## [Instructions to follow]
Wherever a line holds the string "Amount", copy that line.
▶
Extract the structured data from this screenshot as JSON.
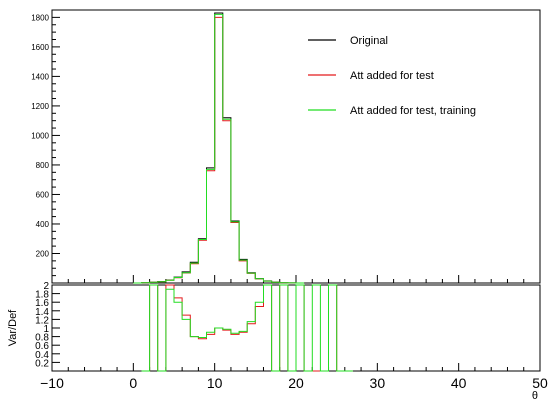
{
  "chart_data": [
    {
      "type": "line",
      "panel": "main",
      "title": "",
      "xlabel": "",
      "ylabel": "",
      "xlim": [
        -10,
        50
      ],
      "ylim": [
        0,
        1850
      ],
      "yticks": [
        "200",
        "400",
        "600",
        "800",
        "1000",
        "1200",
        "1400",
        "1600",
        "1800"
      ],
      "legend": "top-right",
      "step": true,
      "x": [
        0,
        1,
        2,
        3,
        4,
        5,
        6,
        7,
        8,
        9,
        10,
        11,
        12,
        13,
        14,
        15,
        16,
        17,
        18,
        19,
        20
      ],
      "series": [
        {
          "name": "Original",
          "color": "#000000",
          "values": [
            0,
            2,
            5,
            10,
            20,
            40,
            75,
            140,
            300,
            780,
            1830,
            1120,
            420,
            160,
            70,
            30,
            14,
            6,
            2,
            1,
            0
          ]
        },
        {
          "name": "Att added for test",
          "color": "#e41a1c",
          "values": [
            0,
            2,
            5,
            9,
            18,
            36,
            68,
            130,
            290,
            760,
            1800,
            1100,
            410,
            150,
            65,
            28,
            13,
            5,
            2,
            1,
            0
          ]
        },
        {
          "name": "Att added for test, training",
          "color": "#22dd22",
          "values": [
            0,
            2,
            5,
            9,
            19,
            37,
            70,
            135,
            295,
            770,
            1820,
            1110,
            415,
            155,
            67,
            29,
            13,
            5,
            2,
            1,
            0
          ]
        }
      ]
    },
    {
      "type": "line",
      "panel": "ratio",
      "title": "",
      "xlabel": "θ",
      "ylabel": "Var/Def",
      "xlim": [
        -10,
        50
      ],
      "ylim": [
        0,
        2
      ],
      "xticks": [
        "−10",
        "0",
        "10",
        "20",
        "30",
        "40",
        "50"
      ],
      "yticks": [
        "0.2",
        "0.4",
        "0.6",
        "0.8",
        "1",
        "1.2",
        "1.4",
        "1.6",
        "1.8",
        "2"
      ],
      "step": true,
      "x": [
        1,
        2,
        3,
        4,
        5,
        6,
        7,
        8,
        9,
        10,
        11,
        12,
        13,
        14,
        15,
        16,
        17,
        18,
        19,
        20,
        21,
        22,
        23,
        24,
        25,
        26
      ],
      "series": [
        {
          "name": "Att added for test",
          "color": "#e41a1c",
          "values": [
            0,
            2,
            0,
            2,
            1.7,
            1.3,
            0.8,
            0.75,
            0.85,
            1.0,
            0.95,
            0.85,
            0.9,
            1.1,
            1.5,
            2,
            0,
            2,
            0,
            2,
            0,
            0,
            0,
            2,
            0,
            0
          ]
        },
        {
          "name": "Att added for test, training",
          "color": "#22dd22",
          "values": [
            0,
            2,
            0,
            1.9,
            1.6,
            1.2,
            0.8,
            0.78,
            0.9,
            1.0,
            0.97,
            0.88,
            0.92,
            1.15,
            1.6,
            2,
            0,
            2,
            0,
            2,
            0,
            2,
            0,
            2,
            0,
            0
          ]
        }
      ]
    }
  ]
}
◀
▶
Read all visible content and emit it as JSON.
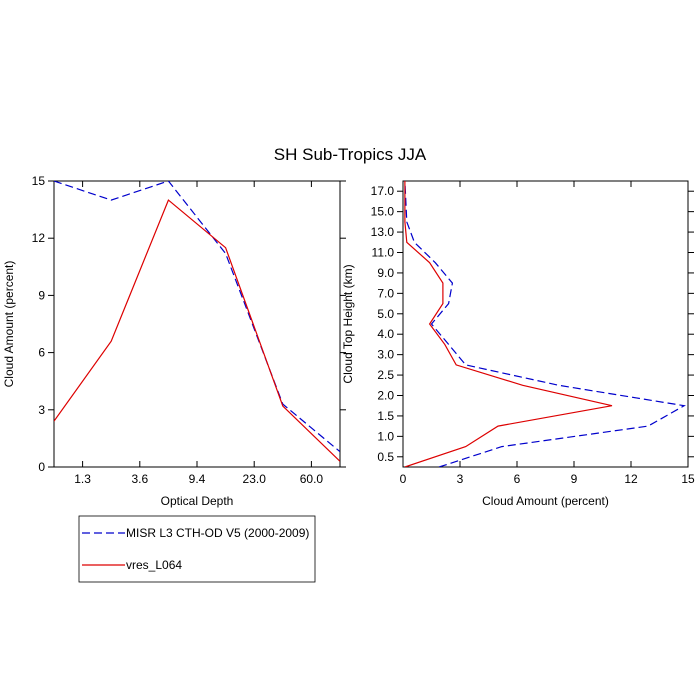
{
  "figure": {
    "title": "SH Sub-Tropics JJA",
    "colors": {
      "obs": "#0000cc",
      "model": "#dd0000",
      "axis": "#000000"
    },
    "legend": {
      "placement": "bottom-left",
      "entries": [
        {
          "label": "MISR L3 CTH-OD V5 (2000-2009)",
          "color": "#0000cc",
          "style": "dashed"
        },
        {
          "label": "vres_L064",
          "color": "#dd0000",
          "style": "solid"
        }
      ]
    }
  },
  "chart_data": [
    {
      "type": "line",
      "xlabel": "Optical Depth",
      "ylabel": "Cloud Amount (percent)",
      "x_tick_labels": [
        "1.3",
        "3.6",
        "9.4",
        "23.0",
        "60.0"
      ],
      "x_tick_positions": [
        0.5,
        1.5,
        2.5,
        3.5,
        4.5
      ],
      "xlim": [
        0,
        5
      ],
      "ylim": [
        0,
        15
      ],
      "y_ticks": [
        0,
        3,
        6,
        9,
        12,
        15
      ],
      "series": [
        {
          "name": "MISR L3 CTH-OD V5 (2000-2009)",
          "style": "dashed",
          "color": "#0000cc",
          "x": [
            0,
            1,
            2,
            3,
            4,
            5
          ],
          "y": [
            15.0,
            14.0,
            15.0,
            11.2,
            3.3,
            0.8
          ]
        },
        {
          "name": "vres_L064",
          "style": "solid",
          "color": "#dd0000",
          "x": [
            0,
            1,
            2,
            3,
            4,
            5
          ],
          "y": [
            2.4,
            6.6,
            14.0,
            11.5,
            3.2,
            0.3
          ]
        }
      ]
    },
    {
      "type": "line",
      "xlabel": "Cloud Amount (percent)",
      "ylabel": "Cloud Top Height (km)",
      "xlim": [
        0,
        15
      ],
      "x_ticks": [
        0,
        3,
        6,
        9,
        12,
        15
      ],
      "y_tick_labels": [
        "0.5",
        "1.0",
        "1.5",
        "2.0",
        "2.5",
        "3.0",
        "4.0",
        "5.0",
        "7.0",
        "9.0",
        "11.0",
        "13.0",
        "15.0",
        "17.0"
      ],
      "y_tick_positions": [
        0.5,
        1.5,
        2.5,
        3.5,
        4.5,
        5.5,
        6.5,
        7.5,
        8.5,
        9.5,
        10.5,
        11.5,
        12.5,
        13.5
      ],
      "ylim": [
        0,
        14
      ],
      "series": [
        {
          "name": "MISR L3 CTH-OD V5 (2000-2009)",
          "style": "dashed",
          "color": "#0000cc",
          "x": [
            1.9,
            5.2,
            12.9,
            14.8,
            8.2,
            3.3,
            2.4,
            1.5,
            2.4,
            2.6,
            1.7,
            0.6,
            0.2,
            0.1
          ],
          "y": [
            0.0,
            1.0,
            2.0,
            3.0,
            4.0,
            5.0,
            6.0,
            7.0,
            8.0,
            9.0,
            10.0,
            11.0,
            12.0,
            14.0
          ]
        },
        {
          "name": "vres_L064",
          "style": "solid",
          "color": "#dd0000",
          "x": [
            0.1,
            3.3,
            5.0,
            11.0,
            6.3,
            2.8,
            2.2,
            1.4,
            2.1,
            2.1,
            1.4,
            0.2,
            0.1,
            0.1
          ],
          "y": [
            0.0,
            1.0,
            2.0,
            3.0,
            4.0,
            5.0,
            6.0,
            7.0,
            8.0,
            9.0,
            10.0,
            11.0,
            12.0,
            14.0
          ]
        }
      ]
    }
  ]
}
◀
## [Solution below]
      "ylabel": "Cloud Amount (percent)",
      "xlabel": "Cloud Amount (percent)",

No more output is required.